>> BEGIN SUPPLIED MATERIAL

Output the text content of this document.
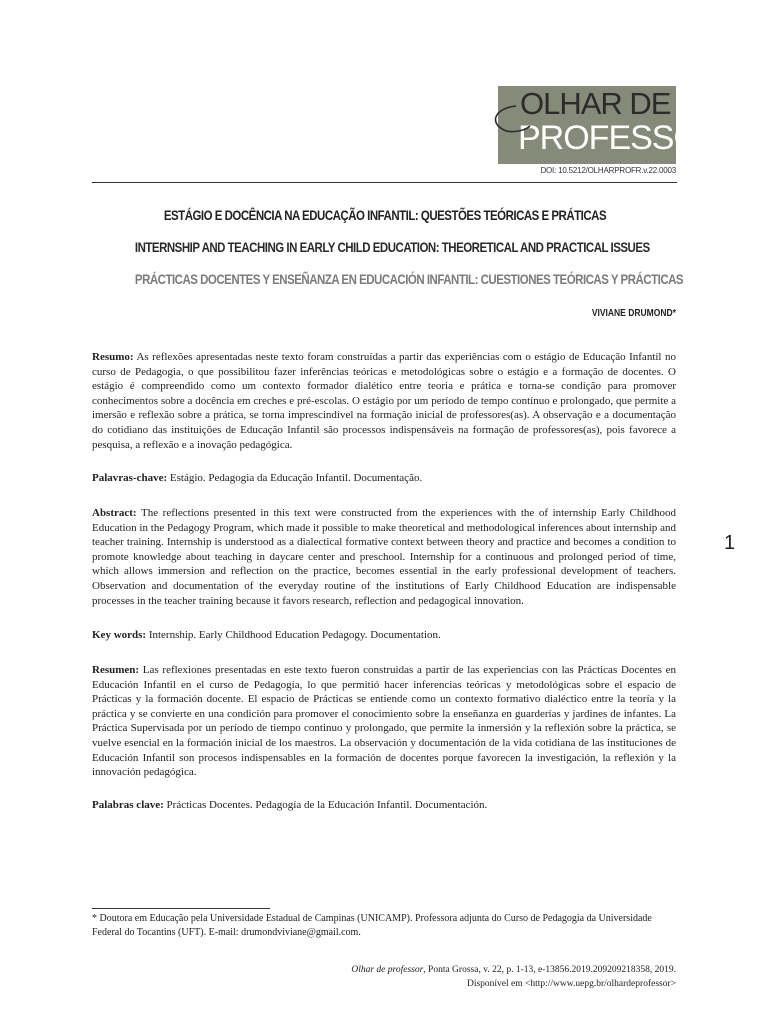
OLHAR DE
PROFESSOR
DOI: 10.5212/OLHARPROFR.v.22.0003
ESTÁGIO E DOCÊNCIA NA EDUCAÇÃO INFANTIL: QUESTÕES TEÓRICAS E PRÁTICAS
INTERNSHIP AND TEACHING IN EARLY CHILD EDUCATION: THEORETICAL AND PRACTICAL ISSUES
PRÁCTICAS DOCENTES Y ENSEÑANZA EN EDUCACIÓN INFANTIL: CUESTIONES TEÓRICAS Y PRÁCTICAS
VIVIANE DRUMOND*
Resumo: As reflexões apresentadas neste texto foram construídas a partir das experiências com o estágio de Educação Infantil no curso de Pedagogia, o que possibilitou fazer inferências teóricas e metodológicas sobre o estágio e a formação de docentes. O estágio é compreendido como um contexto formador dialético entre teoria e prática e torna-se condição para promover conhecimentos sobre a docência em creches e pré-escolas. O estágio por um período de tempo contínuo e prolongado, que permite a imersão e reflexão sobre a prática, se torna imprescindível na formação inicial de professores(as). A observação e a documentação do cotidiano das instituições de Educação Infantil são processos indispensáveis na formação de professores(as), pois favorece a pesquisa, a reflexão e a inovação pedagógica.
Palavras-chave: Estágio. Pedagogia da Educação Infantil. Documentação.
Abstract: The reflections presented in this text were constructed from the experiences with the of internship Early Childhood Education in the Pedagogy Program, which made it possible to make theoretical and methodological inferences about internship and teacher training. Internship is understood as a dialectical formative context between theory and practice and becomes a condition to promote knowledge about teaching in daycare center and preschool. Internship for a continuous and prolonged period of time, which allows immersion and reflection on the practice, becomes essential in the early professional development of teachers. Observation and documentation of the everyday routine of the institutions of Early Childhood Education are indispensable processes in the teacher training because it favors research, reflection and pedagogical innovation.
Key words: Internship. Early Childhood Education Pedagogy. Documentation.
Resumen: Las reflexiones presentadas en este texto fueron construidas a partir de las experiencias con las Prácticas Docentes en Educación Infantil en el curso de Pedagogía, lo que permitió hacer inferencias teóricas y metodológicas sobre el espacio de Prácticas y la formación docente. El espacio de Prácticas se entiende como un contexto formativo dialéctico entre la teoría y la práctica y se convierte en una condición para promover el conocimiento sobre la enseñanza en guarderías y jardines de infantes. La Práctica Supervisada por un período de tiempo continuo y prolongado, que permite la inmersión y la reflexión sobre la práctica, se vuelve esencial en la formación inicial de los maestros. La observación y documentación de la vida cotidiana de las instituciones de Educación Infantil son procesos indispensables en la formación de docentes porque favorecen la investigación, la reflexión y la innovación pedagógica.
Palabras clave: Prácticas Docentes. Pedagogía de la Educación Infantil. Documentación.
1
* Doutora em Educação pela Universidade Estadual de Campinas (UNICAMP). Professora adjunta do Curso de Pedagogia da Universidade Federal do Tocantins (UFT). E-mail: drumondviviane@gmail.com.
Olhar de professor, Ponta Grossa, v. 22, p. 1-13, e-13856.2019.209209218358, 2019.
Disponível em <http://www.uepg.br/olhardeprofessor>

>> END SUPPLIED MATERIAL

**REQUIREMENT**
Omit pictures; set down the rest of the material word for word.

**ANSWER BELOW**
Output the text content of this document.
OLHAR DE
PROFESSOR
DOI: 10.5212/OLHARPROFR.v.22.0003
ESTÁGIO E DOCÊNCIA NA EDUCAÇÃO INFANTIL: QUESTÕES TEÓRICAS E PRÁTICAS
INTERNSHIP AND TEACHING IN EARLY CHILD EDUCATION: THEORETICAL AND PRACTICAL ISSUES
PRÁCTICAS DOCENTES Y ENSEÑANZA EN EDUCACIÓN INFANTIL: CUESTIONES TEÓRICAS Y PRÁCTICAS
VIVIANE DRUMOND*
Resumo: As reflexões apresentadas neste texto foram construídas a partir das experiências com o estágio de Educação Infantil no curso de Pedagogia, o que possibilitou fazer inferências teóricas e metodológicas sobre o estágio e a formação de docentes. O estágio é compreendido como um contexto formador dialético entre teoria e prática e torna-se condição para promover conhecimentos sobre a docência em creches e pré-escolas. O estágio por um período de tempo contínuo e prolongado, que permite a imersão e reflexão sobre a prática, se torna imprescindível na formação inicial de professores(as). A observação e a documentação do cotidiano das instituições de Educação Infantil são processos indispensáveis na formação de professores(as), pois favorece a pesquisa, a reflexão e a inovação pedagógica.
Palavras-chave: Estágio. Pedagogia da Educação Infantil. Documentação.
Abstract: The reflections presented in this text were constructed from the experiences with the of internship Early Childhood Education in the Pedagogy Program, which made it possible to make theoretical and methodological inferences about internship and teacher training. Internship is understood as a dialectical formative context between theory and practice and becomes a condition to promote knowledge about teaching in daycare center and preschool. Internship for a continuous and prolonged period of time, which allows immersion and reflection on the practice, becomes essential in the early professional development of teachers. Observation and documentation of the everyday routine of the institutions of Early Childhood Education are indispensable processes in the teacher training because it favors research, reflection and pedagogical innovation.
Key words: Internship. Early Childhood Education Pedagogy. Documentation.
Resumen: Las reflexiones presentadas en este texto fueron construidas a partir de las experiencias con las Prácticas Docentes en Educación Infantil en el curso de Pedagogía, lo que permitió hacer inferencias teóricas y metodológicas sobre el espacio de Prácticas y la formación docente. El espacio de Prácticas se entiende como un contexto formativo dialéctico entre la teoría y la práctica y se convierte en una condición para promover el conocimiento sobre la enseñanza en guarderías y jardines de infantes. La Práctica Supervisada por un período de tiempo continuo y prolongado, que permite la inmersión y la reflexión sobre la práctica, se vuelve esencial en la formación inicial de los maestros. La observación y documentación de la vida cotidiana de las instituciones de Educación Infantil son procesos indispensables en la formación de docentes porque favorecen la investigación, la reflexión y la innovación pedagógica.
Palabras clave: Prácticas Docentes. Pedagogía de la Educación Infantil. Documentación.
1
* Doutora em Educação pela Universidade Estadual de Campinas (UNICAMP). Professora adjunta do Curso de Pedagogia da Universidade Federal do Tocantins (UFT). E-mail: drumondviviane@gmail.com.
Olhar de professor, Ponta Grossa, v. 22, p. 1-13, e-13856.2019.209209218358, 2019.
Disponível em <http://www.uepg.br/olhardeprofessor>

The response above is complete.